··· DATA FOR PROCESSING ···

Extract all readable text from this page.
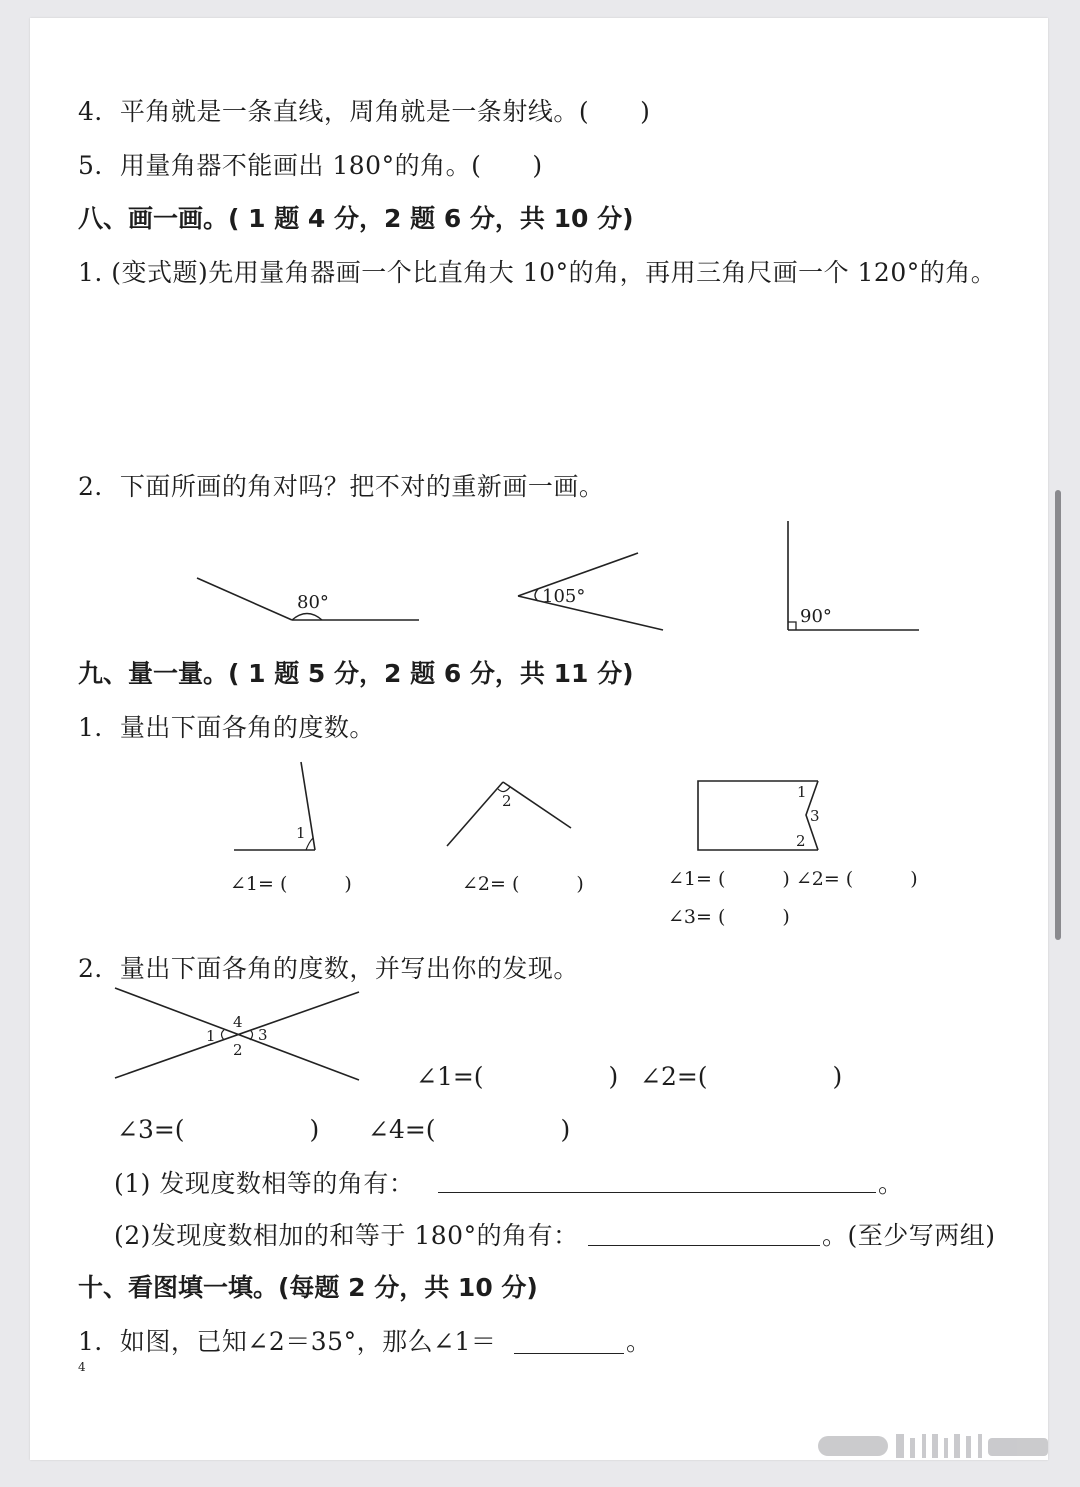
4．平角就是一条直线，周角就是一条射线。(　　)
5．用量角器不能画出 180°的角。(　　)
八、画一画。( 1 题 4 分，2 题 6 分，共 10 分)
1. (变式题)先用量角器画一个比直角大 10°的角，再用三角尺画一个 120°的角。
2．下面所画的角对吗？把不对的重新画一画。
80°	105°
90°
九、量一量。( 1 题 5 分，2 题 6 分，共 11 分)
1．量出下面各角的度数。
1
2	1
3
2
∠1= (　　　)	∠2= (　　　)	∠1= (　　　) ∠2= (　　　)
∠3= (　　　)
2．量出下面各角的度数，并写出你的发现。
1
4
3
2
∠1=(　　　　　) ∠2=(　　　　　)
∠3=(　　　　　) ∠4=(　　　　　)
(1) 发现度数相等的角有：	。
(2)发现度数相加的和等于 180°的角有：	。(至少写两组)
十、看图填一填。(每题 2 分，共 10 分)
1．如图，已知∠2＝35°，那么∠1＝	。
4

···
··· DATA FOR PROCESSING ···

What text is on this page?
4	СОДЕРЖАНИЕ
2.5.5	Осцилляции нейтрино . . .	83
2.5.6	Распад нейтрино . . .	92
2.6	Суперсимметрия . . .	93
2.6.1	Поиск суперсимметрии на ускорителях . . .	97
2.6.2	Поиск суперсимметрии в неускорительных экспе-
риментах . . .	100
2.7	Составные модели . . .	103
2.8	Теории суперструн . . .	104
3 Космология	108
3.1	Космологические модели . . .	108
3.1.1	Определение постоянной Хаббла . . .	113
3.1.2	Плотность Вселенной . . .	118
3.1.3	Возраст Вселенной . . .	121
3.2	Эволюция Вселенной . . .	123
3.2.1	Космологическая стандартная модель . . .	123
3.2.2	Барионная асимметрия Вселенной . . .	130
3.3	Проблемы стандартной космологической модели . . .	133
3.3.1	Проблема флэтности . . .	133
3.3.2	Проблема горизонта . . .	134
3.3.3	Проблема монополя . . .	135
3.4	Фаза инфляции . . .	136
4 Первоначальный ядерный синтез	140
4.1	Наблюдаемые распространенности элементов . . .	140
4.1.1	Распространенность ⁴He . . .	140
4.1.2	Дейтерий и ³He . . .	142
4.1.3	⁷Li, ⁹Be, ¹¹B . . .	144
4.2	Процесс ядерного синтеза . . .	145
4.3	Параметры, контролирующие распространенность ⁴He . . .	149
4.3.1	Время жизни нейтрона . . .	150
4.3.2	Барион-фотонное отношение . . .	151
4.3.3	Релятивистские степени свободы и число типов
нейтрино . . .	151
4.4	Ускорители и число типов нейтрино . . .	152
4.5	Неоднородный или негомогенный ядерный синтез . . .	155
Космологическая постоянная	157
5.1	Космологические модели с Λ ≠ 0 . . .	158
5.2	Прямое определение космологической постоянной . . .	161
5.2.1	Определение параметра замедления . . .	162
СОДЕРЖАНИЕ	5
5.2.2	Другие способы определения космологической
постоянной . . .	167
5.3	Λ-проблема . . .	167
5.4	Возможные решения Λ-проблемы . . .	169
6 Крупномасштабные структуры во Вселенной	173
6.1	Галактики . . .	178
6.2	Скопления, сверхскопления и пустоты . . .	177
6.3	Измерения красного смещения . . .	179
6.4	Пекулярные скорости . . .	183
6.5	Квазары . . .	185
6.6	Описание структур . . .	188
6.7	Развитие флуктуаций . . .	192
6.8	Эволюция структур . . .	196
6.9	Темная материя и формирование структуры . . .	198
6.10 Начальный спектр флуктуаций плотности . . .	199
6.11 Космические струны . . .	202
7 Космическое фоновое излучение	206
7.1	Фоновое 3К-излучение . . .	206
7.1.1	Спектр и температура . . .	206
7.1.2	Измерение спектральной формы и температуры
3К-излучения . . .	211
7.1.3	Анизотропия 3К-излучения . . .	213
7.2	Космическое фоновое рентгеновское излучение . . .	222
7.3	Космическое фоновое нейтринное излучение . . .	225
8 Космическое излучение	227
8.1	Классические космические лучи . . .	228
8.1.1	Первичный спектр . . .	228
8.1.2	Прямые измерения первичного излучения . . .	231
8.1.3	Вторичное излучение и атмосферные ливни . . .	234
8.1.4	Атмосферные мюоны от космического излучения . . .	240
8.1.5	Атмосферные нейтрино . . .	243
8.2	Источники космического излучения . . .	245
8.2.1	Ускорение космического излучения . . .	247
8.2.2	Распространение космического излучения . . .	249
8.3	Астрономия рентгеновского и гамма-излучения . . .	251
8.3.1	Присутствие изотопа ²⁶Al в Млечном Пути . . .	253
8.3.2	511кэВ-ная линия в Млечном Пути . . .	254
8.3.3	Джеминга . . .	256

···
··· DATA FOR PROCESSING ···

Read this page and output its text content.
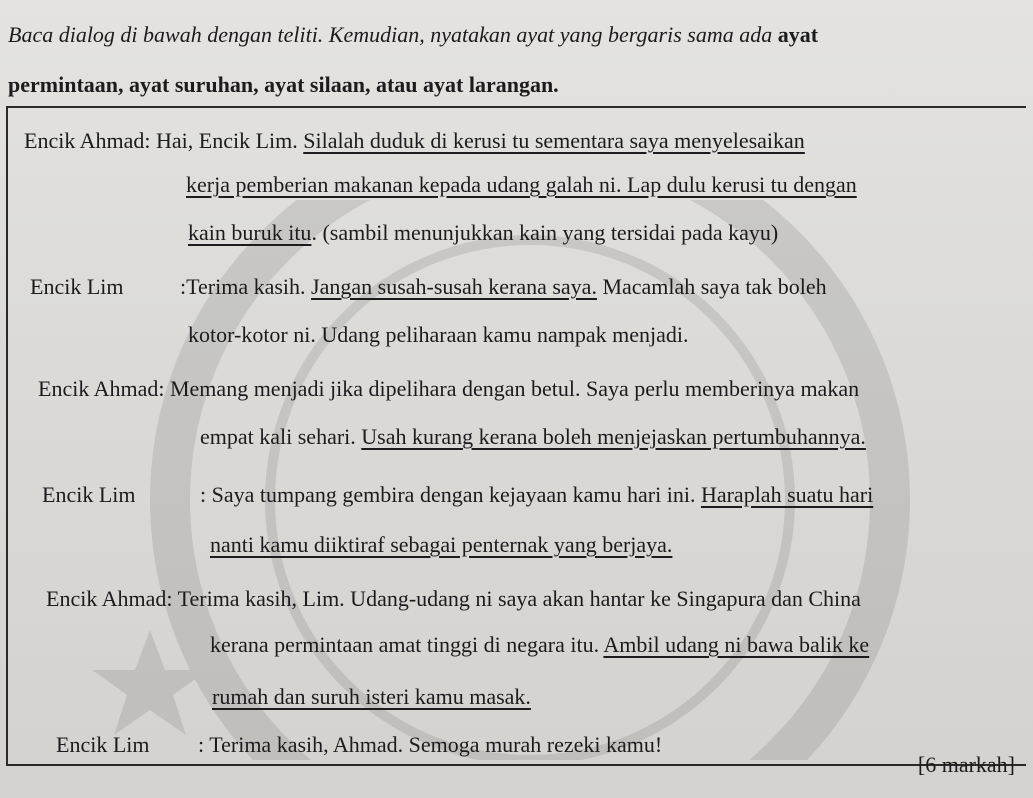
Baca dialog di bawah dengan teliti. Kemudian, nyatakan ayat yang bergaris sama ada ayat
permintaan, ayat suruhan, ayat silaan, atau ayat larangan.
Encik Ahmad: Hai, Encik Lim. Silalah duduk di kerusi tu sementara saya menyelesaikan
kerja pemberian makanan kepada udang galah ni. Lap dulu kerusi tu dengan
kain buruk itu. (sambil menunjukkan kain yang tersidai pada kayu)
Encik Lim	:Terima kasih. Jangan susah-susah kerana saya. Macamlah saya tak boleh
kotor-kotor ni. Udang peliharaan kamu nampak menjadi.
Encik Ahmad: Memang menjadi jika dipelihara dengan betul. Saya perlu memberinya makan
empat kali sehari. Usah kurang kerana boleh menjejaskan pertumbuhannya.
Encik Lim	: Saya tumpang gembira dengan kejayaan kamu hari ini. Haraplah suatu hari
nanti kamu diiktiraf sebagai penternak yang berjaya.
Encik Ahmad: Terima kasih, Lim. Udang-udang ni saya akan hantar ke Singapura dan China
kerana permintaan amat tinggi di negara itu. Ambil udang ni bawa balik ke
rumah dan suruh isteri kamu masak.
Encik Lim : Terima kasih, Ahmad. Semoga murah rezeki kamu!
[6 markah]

···

== REQUIREMENTS ==
Find the lines above holding the word "излучение" and show them.

== ANSWER TO THIS TASK ==
7 Космическое фоновое излучение	206
7.1	Фоновое 3К-излучение . . .	206
7.2	Космическое фоновое рентгеновское излучение . . .	222
7.3	Космическое фоновое нейтринное излучение . . .	225
8 Космическое излучение	227
8.1.3	Вторичное излучение и атмосферные ливни . . .	234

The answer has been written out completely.